------ Records for this task

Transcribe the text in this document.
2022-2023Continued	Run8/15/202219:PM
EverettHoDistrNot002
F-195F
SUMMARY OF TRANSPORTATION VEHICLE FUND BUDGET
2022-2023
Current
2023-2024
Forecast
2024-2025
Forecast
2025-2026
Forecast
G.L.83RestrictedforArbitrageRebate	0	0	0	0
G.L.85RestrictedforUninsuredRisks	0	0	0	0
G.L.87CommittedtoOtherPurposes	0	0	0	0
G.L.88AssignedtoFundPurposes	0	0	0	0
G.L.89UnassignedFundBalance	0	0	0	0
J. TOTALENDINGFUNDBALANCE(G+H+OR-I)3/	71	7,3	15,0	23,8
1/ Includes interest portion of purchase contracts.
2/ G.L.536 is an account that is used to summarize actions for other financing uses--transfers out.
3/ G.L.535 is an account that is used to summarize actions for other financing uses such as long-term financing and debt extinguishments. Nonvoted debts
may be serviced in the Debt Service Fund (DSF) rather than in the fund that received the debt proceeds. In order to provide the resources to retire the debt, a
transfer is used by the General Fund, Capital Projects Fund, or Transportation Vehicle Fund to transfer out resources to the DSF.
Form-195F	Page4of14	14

------------

--- Problem details ---
Write out each line of the data that holds the string "uses".

--- Exercise response ---
2/ G.L.536 is an account that is used to summarize actions for other financing uses--transfers out.
3/ G.L.535 is an account that is used to summarize actions for other financing uses such as long-term financing and debt extinguishments. Nonvoted debts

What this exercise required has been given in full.